Dataset excerpts
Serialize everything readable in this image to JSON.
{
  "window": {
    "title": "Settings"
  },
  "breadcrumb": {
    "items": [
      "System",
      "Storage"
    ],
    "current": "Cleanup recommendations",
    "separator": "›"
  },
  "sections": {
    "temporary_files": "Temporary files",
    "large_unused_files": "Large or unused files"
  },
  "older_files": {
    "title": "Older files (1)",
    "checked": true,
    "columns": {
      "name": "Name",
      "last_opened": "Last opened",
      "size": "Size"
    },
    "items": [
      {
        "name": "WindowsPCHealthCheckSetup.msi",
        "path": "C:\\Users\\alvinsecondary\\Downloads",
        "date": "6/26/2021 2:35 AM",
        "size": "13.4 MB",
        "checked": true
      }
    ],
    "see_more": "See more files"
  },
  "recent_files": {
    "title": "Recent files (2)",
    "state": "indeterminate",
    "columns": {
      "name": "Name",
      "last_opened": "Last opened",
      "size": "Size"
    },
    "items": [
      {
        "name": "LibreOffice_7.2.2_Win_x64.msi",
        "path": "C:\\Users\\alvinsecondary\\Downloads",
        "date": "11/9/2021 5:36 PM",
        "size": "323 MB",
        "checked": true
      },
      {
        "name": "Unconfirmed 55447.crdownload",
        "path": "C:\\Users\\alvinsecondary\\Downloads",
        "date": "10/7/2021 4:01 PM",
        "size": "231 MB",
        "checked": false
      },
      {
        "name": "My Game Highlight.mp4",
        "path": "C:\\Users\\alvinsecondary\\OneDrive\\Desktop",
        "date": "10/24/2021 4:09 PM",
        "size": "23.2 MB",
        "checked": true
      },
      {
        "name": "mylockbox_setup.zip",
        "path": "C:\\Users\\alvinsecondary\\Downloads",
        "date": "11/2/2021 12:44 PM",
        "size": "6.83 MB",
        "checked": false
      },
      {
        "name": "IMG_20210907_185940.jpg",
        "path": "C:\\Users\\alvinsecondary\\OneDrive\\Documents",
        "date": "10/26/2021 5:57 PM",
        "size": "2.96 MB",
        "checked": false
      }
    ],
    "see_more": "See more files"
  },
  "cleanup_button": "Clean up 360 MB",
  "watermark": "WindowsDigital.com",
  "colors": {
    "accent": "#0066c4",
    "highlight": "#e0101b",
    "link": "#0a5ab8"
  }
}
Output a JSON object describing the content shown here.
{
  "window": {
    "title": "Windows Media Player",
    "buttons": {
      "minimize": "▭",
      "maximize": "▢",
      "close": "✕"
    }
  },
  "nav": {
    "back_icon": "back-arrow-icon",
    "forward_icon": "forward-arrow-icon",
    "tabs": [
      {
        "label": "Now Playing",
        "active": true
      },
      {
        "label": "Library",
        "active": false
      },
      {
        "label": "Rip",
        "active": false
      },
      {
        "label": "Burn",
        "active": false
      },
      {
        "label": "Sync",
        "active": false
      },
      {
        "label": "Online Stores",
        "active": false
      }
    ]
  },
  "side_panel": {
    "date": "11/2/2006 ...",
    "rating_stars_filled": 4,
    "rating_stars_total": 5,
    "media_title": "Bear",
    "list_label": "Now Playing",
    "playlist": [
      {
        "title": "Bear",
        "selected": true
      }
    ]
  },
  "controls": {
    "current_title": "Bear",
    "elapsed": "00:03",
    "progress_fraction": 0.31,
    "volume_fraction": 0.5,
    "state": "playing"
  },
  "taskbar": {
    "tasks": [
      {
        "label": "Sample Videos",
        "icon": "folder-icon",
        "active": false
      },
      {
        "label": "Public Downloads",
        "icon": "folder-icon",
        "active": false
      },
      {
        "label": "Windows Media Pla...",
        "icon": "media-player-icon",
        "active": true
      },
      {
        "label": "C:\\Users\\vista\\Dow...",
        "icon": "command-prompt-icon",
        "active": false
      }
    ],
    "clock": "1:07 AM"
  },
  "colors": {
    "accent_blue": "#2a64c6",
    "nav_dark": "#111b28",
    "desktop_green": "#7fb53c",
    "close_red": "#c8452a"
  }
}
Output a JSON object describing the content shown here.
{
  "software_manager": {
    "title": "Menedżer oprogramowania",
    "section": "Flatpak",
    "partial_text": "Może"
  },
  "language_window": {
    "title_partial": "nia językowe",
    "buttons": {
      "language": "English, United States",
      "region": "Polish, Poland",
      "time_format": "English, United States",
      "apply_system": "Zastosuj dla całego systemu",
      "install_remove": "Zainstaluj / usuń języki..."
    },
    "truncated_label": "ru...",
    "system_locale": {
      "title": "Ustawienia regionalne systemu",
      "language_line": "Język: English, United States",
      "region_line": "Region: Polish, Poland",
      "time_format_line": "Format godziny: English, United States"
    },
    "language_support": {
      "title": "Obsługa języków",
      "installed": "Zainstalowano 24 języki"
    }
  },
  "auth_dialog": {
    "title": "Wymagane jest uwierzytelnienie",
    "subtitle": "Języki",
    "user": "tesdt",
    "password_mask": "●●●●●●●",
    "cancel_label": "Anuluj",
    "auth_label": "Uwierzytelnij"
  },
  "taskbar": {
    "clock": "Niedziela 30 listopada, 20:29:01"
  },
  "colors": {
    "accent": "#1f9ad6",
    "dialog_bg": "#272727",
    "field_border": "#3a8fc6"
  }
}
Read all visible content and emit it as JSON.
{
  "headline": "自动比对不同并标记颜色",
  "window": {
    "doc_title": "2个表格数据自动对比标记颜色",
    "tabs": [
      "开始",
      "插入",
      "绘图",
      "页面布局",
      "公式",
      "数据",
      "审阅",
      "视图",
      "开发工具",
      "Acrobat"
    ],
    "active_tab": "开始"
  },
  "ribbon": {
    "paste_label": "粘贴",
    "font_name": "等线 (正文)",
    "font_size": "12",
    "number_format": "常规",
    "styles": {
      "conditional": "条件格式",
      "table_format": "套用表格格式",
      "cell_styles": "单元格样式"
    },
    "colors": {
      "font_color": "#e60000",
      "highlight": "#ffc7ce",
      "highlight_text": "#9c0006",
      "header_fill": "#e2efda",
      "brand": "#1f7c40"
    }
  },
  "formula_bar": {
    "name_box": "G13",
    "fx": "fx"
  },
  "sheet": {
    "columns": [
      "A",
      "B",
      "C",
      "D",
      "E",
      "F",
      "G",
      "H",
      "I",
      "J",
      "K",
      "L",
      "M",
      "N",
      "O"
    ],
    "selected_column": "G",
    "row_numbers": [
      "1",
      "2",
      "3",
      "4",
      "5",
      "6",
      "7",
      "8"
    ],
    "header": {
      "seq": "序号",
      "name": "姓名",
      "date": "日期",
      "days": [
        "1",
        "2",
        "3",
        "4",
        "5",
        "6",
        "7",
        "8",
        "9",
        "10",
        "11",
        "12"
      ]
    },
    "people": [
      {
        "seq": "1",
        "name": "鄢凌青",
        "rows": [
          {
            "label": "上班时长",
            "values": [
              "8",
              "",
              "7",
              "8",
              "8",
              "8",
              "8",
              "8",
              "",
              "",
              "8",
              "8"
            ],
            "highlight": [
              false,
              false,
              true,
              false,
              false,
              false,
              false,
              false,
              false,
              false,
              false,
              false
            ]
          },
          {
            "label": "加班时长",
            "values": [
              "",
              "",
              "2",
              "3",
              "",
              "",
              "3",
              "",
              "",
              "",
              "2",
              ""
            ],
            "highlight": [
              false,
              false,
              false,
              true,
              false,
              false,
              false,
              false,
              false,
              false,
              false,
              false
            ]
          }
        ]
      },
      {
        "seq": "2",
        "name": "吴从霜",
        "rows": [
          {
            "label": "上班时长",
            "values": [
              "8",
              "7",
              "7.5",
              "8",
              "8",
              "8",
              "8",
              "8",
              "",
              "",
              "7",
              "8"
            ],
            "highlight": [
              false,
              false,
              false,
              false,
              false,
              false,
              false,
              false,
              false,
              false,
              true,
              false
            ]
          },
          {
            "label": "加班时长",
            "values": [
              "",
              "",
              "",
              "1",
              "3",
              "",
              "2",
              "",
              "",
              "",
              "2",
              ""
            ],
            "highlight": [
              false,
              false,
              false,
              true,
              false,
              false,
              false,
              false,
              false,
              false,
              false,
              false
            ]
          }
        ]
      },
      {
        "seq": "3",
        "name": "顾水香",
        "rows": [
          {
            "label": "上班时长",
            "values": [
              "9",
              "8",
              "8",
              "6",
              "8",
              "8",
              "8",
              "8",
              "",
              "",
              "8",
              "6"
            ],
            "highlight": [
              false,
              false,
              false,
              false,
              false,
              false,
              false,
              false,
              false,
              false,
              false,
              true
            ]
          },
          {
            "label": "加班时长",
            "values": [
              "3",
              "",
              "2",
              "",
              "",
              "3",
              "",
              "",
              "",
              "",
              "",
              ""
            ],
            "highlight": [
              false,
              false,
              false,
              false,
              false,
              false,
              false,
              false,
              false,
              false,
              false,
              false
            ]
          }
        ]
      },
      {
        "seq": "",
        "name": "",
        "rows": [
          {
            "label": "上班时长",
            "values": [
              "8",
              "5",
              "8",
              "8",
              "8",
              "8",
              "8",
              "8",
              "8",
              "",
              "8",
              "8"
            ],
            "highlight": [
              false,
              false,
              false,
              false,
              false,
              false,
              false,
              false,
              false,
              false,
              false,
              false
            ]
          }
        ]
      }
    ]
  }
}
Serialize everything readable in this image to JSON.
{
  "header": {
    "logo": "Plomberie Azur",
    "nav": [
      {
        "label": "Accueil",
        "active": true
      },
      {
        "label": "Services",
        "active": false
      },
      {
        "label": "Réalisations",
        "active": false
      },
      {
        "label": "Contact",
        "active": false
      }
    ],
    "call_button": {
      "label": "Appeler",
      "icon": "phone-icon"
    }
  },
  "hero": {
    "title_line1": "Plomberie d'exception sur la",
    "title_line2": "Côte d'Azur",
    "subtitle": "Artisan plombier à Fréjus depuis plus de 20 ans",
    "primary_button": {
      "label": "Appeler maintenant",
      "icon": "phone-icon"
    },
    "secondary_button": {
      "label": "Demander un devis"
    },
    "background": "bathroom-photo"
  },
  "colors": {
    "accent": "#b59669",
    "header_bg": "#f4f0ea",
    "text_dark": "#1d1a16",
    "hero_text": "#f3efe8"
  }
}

● The exercise: From the data, collect all lines where the string "States" appears.

● Response below:
      "language": "English, United States",
      "time_format": "English, United States",
      "language_line": "Język: English, United States",
      "time_format_line": "Format godziny: English, United States"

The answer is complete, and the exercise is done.